## [Task statement]
Each line that includes the word "than" should be copied from the records.

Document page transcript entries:

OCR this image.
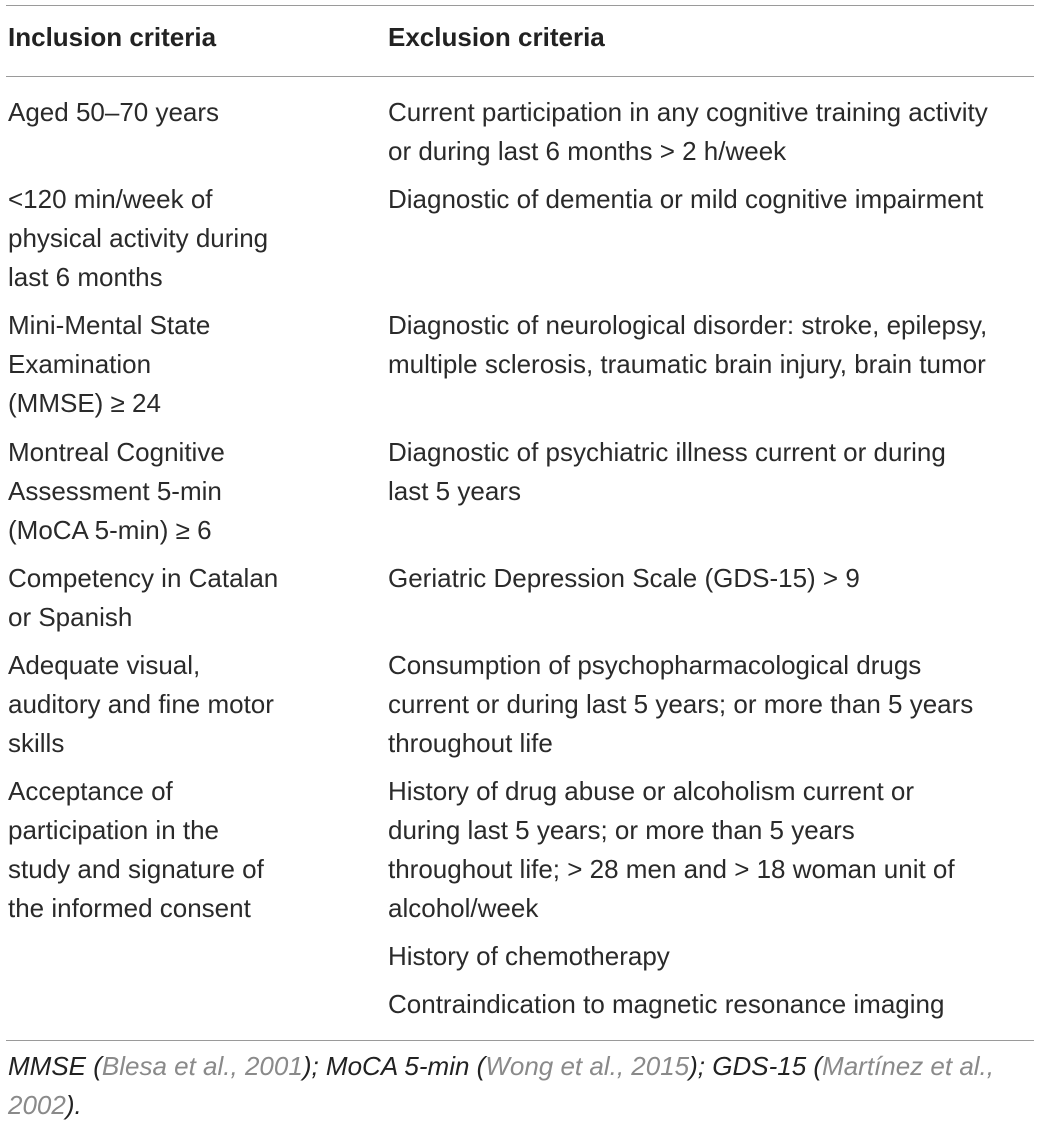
Inclusion criteria	Exclusion criteria
Aged 50–70 years
<120 min/week of
physical activity during
last 6 months
Mini-Mental State
Examination
(MMSE) ≥ 24
Montreal Cognitive
Assessment 5-min
(MoCA 5-min) ≥ 6
Competency in Catalan
or Spanish
Adequate visual,
auditory and fine motor
skills
Acceptance of
participation in the
study and signature of
the informed consent
Current participation in any cognitive training activity
or during last 6 months > 2 h/week
Diagnostic of dementia or mild cognitive impairment
Diagnostic of neurological disorder: stroke, epilepsy,
multiple sclerosis, traumatic brain injury, brain tumor
Diagnostic of psychiatric illness current or during
last 5 years
Geriatric Depression Scale (GDS-15) > 9
Consumption of psychopharmacological drugs
current or during last 5 years; or more than 5 years
throughout life
History of drug abuse or alcoholism current or
during last 5 years; or more than 5 years
throughout life; > 28 men and > 18 woman unit of
alcohol/week
History of chemotherapy
Contraindication to magnetic resonance imaging
MMSE (Blesa et al., 2001); MoCA 5-min (Wong et al., 2015); GDS-15 (Martínez et al., 2002).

## [Exercise response]
current or during last 5 years; or more than 5 years
during last 5 years; or more than 5 years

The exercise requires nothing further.